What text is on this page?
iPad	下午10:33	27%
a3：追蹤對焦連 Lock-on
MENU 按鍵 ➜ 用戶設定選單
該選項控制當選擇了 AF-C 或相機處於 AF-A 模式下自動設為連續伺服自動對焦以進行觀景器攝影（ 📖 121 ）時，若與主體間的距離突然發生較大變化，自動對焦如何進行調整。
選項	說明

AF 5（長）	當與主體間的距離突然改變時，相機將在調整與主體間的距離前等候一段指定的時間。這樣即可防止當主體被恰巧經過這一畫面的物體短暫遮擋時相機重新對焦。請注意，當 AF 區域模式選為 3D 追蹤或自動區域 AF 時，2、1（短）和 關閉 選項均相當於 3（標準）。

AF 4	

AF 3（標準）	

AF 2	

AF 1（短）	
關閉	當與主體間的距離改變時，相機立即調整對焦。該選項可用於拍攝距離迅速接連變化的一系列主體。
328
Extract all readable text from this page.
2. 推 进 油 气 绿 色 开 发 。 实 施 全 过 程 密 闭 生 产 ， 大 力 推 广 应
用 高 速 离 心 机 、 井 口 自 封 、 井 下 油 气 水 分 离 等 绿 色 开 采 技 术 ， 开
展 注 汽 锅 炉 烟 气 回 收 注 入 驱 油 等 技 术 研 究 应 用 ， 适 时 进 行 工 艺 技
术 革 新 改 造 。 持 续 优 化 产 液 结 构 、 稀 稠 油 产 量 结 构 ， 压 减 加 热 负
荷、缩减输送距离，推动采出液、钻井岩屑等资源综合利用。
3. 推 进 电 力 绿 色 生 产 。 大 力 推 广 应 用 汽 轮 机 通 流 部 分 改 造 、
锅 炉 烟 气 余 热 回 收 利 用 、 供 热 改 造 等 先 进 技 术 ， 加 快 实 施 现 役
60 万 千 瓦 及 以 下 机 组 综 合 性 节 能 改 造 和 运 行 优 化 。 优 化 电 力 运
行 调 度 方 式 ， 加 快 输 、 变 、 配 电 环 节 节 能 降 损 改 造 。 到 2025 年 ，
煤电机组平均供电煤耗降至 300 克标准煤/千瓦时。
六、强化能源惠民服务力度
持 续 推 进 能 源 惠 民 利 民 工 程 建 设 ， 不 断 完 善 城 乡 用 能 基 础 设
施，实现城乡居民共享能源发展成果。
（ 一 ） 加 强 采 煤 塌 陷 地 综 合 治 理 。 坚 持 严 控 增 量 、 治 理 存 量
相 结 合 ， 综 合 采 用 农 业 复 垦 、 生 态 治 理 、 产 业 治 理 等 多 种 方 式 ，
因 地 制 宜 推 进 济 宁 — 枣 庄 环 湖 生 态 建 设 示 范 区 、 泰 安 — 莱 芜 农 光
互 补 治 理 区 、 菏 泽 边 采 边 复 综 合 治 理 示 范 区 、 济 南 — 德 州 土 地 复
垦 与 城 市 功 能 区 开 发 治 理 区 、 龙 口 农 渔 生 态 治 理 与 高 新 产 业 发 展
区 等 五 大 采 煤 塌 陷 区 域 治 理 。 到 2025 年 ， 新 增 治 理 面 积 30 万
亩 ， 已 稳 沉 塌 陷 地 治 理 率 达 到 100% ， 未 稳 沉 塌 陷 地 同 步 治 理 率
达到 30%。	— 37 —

*What the task requires:* Find the number of lines in which the word "text" occurs, and write nothing but that number.

*Response to this task:* 2